◆ WHAT IS BEING ASKED:
Would you pull out every line of the material that contains the string "name"?

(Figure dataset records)
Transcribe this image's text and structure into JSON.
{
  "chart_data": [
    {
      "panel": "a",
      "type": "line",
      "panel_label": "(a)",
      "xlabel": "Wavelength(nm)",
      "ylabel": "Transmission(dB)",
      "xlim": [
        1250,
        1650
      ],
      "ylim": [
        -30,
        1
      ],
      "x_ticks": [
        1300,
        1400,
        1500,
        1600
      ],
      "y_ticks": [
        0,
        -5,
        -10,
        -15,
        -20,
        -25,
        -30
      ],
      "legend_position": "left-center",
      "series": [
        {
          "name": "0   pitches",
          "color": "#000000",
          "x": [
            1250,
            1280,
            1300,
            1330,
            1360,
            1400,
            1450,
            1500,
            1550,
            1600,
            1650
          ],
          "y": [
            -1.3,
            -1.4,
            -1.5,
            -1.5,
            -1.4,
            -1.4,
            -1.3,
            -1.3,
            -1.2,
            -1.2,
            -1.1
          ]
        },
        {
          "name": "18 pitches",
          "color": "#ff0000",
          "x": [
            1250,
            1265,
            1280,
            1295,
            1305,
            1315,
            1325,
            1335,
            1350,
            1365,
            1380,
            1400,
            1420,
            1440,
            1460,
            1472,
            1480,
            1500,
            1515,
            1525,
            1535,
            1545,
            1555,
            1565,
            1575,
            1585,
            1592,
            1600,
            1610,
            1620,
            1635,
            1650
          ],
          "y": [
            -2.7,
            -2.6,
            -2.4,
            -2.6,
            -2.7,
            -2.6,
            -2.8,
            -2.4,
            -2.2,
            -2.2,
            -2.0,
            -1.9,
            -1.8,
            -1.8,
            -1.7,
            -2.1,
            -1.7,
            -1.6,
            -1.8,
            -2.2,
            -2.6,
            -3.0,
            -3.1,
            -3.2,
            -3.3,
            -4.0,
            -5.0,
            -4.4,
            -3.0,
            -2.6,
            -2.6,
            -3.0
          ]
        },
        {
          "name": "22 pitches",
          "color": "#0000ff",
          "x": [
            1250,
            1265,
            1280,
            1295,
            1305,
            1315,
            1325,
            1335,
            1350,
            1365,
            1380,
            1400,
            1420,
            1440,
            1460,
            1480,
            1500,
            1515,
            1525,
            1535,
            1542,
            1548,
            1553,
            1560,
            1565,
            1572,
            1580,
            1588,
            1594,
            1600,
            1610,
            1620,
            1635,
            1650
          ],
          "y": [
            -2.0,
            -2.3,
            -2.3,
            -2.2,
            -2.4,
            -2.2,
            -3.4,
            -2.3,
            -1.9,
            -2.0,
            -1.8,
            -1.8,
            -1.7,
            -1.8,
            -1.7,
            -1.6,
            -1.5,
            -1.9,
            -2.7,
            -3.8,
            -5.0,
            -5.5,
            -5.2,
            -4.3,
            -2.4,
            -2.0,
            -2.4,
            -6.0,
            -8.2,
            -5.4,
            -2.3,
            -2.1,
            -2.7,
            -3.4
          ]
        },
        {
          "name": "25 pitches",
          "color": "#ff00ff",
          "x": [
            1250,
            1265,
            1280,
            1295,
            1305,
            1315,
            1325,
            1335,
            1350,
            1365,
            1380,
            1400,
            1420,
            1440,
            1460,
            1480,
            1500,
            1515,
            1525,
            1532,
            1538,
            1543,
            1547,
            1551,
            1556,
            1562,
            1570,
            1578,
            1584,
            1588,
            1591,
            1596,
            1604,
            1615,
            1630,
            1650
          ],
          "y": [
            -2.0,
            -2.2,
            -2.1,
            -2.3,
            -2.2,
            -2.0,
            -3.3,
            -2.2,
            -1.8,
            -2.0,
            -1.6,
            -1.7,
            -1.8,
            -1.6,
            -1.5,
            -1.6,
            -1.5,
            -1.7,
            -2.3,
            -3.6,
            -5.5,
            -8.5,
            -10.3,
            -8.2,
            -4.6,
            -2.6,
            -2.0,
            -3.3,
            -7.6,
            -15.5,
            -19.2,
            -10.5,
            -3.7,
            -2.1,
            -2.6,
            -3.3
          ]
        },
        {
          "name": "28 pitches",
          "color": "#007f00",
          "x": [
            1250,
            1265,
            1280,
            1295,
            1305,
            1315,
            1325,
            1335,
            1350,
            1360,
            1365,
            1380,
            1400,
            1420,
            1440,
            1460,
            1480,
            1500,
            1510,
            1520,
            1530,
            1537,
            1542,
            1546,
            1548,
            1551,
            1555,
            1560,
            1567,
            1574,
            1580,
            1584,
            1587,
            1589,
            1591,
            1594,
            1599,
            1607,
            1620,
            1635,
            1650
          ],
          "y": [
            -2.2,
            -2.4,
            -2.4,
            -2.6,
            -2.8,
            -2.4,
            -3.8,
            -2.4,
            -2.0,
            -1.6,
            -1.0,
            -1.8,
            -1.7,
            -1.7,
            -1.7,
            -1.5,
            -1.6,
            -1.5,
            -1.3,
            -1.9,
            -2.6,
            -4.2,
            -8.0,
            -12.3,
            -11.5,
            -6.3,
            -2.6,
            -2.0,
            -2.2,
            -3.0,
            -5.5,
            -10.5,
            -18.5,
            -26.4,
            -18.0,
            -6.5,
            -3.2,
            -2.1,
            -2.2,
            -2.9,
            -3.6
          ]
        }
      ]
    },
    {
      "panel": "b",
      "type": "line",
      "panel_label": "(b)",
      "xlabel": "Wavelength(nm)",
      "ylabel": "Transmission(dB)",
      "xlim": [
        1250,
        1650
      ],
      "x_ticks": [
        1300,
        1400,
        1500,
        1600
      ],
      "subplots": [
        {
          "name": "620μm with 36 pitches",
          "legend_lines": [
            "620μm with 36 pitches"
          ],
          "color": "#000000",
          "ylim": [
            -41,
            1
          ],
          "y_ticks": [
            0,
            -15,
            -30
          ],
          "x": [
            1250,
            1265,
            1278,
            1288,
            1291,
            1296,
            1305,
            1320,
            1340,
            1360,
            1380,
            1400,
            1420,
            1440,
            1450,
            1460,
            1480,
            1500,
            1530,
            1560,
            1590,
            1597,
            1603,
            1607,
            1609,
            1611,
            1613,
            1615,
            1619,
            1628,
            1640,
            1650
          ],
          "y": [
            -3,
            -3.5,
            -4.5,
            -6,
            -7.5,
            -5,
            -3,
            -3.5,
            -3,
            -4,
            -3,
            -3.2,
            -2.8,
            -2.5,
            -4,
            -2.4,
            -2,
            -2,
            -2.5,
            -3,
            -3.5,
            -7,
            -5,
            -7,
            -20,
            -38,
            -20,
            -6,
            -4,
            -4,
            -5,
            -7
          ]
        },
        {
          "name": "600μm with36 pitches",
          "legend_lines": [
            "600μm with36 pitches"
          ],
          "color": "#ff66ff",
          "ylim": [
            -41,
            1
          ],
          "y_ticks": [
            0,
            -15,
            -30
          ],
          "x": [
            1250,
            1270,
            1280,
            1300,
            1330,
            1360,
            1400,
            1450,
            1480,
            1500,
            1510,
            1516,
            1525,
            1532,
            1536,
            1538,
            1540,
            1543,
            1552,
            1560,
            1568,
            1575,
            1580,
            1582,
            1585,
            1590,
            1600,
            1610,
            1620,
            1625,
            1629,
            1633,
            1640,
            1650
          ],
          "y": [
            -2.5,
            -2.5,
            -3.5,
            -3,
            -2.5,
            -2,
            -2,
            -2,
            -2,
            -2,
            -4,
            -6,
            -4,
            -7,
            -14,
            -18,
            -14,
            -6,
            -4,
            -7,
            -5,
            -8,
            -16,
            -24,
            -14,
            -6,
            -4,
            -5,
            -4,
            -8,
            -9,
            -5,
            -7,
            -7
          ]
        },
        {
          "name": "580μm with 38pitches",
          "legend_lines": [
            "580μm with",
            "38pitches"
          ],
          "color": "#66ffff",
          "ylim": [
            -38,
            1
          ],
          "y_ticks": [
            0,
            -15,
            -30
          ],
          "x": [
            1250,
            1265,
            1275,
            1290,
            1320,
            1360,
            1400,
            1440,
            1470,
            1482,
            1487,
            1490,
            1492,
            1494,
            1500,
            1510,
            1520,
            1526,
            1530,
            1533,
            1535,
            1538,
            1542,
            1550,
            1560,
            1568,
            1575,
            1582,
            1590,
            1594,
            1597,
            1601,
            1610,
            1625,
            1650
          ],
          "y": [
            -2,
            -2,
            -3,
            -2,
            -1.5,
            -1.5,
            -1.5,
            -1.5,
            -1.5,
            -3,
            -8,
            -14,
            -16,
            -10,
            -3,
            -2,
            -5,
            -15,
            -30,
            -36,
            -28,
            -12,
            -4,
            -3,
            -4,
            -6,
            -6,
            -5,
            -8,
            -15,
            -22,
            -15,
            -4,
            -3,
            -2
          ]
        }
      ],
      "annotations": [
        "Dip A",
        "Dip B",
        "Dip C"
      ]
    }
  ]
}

◆ TASK RESPONSE:
          "name": "0   pitches",
          "name": "18 pitches",
          "name": "22 pitches",
          "name": "25 pitches",
          "name": "28 pitches",
          "name": "620μm with 36 pitches",
          "name": "600μm with36 pitches",
          "name": "580μm with 38pitches",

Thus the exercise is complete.